[DIRECTIONS FOR THIS TASK]: Return an exact copy of the lines from the one holding "Read out every word on this page." to the end of the data, including both the starting and final lines. Leave the pictures out.

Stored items
=====
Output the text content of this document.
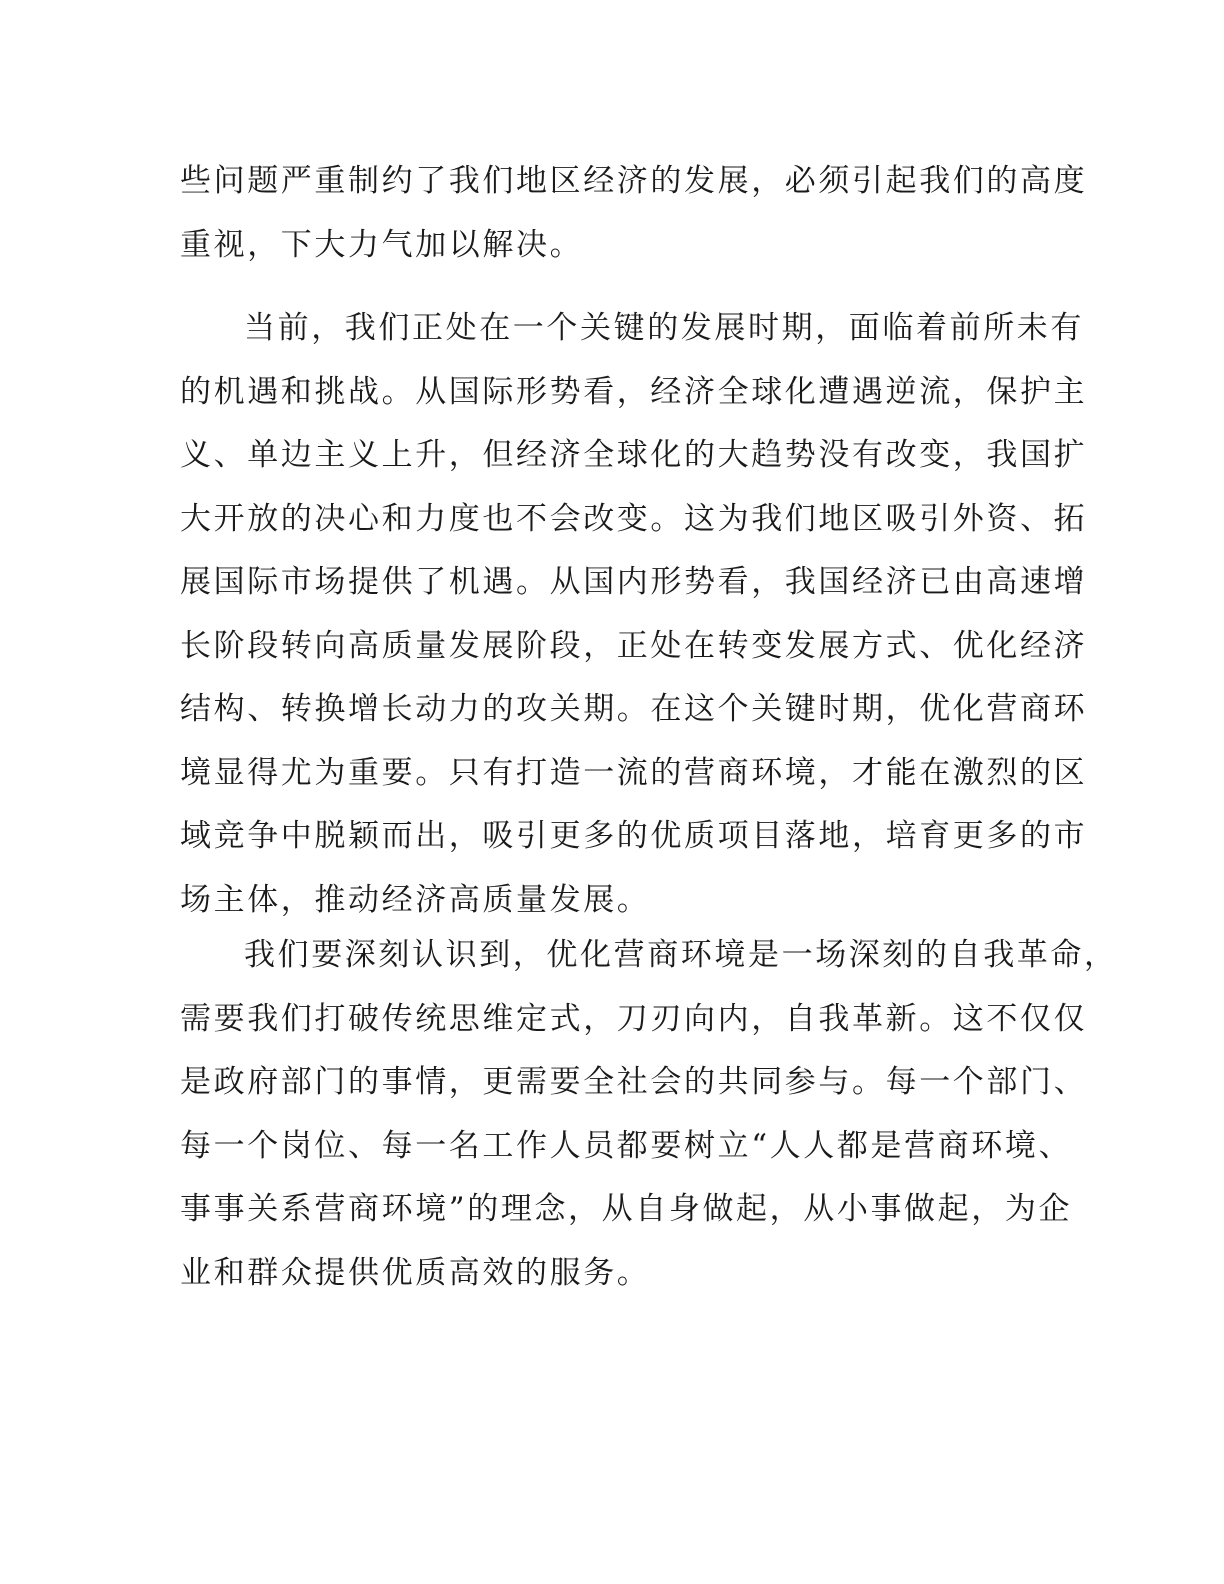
些问题严重制约了我们地区经济的发展，必须引起我们的高度
重视，下大力气加以解决。
当前，我们正处在一个关键的发展时期，面临着前所未有
的机遇和挑战。从国际形势看，经济全球化遭遇逆流，保护主
义、单边主义上升，但经济全球化的大趋势没有改变，我国扩
大开放的决心和力度也不会改变。这为我们地区吸引外资、拓
展国际市场提供了机遇。从国内形势看，我国经济已由高速增
长阶段转向高质量发展阶段，正处在转变发展方式、优化经济
结构、转换增长动力的攻关期。在这个关键时期，优化营商环
境显得尤为重要。只有打造一流的营商环境，才能在激烈的区
域竞争中脱颖而出，吸引更多的优质项目落地，培育更多的市
场主体，推动经济高质量发展。
我们要深刻认识到，优化营商环境是一场深刻的自我革命，
需要我们打破传统思维定式，刀刃向内，自我革新。这不仅仅
是政府部门的事情，更需要全社会的共同参与。每一个部门、
每一个岗位、每一名工作人员都要树立“人人都是营商环境、
事事关系营商环境”的理念，从自身做起，从小事做起，为企
业和群众提供优质高效的服务。
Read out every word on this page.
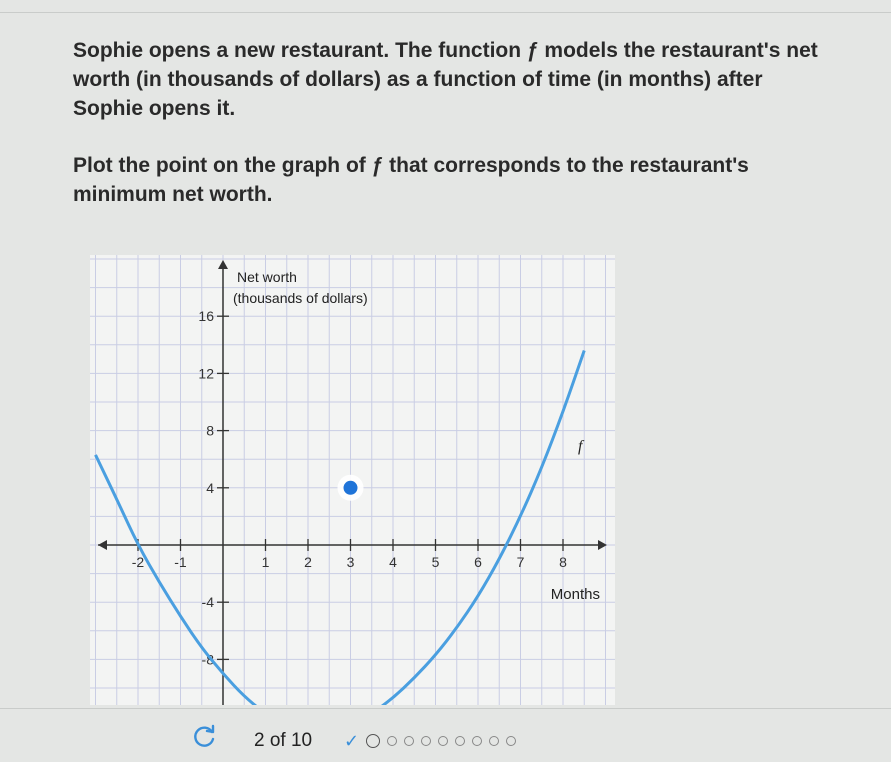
Sophie opens a new restaurant. The function ƒ models the restaurant's net worth (in thousands of dollars) as a function of time (in months) after Sophie opens it.

Plot the point on the graph of ƒ that corresponds to the restaurant's minimum net worth.

-2 -1	1 2 3 4 5 6 7 8
-8
-4
4
8
12
16
Net worth
(thousands of dollars)
Months
f
2 of 10 ✓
=====
[ANSWER TO THIS PROBLEM]:
Read out every word on this page.
Sophie opens a new restaurant. The function ƒ models the restaurant's net worth (in thousands of dollars) as a function of time (in months) after Sophie opens it.

Plot the point on the graph of ƒ that corresponds to the restaurant's minimum net worth.

-2 -1	1 2 3 4 5 6 7 8
-8
-4
4
8
12
16
Net worth
(thousands of dollars)
Months
f
2 of 10 ✓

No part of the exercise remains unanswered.